(Collected data entries)
++++++++++++++++++++

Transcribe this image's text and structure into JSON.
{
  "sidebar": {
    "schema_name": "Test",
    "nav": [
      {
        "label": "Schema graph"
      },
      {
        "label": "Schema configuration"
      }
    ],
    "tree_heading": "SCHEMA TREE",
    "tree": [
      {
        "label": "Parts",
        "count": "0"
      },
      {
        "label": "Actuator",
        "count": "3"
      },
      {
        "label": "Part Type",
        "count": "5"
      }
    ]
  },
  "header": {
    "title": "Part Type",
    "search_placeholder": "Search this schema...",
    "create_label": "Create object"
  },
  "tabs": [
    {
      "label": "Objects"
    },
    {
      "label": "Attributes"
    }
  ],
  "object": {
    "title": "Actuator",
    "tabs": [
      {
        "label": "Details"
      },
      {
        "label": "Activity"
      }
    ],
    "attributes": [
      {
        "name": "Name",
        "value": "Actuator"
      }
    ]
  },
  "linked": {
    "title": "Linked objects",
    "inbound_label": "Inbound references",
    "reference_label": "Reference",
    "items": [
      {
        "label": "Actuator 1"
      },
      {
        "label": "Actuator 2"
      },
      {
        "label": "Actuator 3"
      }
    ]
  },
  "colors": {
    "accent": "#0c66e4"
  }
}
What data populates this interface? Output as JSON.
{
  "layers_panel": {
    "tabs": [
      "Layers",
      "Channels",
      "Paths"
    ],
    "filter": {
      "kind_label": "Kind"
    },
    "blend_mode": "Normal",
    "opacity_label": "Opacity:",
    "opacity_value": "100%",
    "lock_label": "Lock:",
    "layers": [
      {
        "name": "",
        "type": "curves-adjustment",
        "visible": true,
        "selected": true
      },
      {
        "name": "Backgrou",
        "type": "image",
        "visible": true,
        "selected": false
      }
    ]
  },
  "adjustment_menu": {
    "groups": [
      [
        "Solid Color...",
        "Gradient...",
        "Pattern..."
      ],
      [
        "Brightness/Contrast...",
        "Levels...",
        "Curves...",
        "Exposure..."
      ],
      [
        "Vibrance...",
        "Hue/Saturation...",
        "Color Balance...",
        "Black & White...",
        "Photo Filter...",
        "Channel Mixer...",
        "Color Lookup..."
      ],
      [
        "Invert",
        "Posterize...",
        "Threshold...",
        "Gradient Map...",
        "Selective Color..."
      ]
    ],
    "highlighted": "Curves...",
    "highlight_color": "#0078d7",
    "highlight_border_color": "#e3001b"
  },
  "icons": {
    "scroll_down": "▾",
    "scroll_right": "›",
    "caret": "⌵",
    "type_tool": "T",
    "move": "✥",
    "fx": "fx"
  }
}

++++++++++++++++++++

### Task prompt
Go through the listing above and restate it word for word.

### Exercise output
Transcribe this image's text and structure into JSON.
{
  "sidebar": {
    "schema_name": "Test",
    "nav": [
      {
        "label": "Schema graph"
      },
      {
        "label": "Schema configuration"
      }
    ],
    "tree_heading": "SCHEMA TREE",
    "tree": [
      {
        "label": "Parts",
        "count": "0"
      },
      {
        "label": "Actuator",
        "count": "3"
      },
      {
        "label": "Part Type",
        "count": "5"
      }
    ]
  },
  "header": {
    "title": "Part Type",
    "search_placeholder": "Search this schema...",
    "create_label": "Create object"
  },
  "tabs": [
    {
      "label": "Objects"
    },
    {
      "label": "Attributes"
    }
  ],
  "object": {
    "title": "Actuator",
    "tabs": [
      {
        "label": "Details"
      },
      {
        "label": "Activity"
      }
    ],
    "attributes": [
      {
        "name": "Name",
        "value": "Actuator"
      }
    ]
  },
  "linked": {
    "title": "Linked objects",
    "inbound_label": "Inbound references",
    "reference_label": "Reference",
    "items": [
      {
        "label": "Actuator 1"
      },
      {
        "label": "Actuator 2"
      },
      {
        "label": "Actuator 3"
      }
    ]
  },
  "colors": {
    "accent": "#0c66e4"
  }
}
What data populates this interface? Output as JSON.
{
  "layers_panel": {
    "tabs": [
      "Layers",
      "Channels",
      "Paths"
    ],
    "filter": {
      "kind_label": "Kind"
    },
    "blend_mode": "Normal",
    "opacity_label": "Opacity:",
    "opacity_value": "100%",
    "lock_label": "Lock:",
    "layers": [
      {
        "name": "",
        "type": "curves-adjustment",
        "visible": true,
        "selected": true
      },
      {
        "name": "Backgrou",
        "type": "image",
        "visible": true,
        "selected": false
      }
    ]
  },
  "adjustment_menu": {
    "groups": [
      [
        "Solid Color...",
        "Gradient...",
        "Pattern..."
      ],
      [
        "Brightness/Contrast...",
        "Levels...",
        "Curves...",
        "Exposure..."
      ],
      [
        "Vibrance...",
        "Hue/Saturation...",
        "Color Balance...",
        "Black & White...",
        "Photo Filter...",
        "Channel Mixer...",
        "Color Lookup..."
      ],
      [
        "Invert",
        "Posterize...",
        "Threshold...",
        "Gradient Map...",
        "Selective Color..."
      ]
    ],
    "highlighted": "Curves...",
    "highlight_color": "#0078d7",
    "highlight_border_color": "#e3001b"
  },
  "icons": {
    "scroll_down": "▾",
    "scroll_right": "›",
    "caret": "⌵",
    "type_tool": "T",
    "move": "✥",
    "fx": "fx"
  }
}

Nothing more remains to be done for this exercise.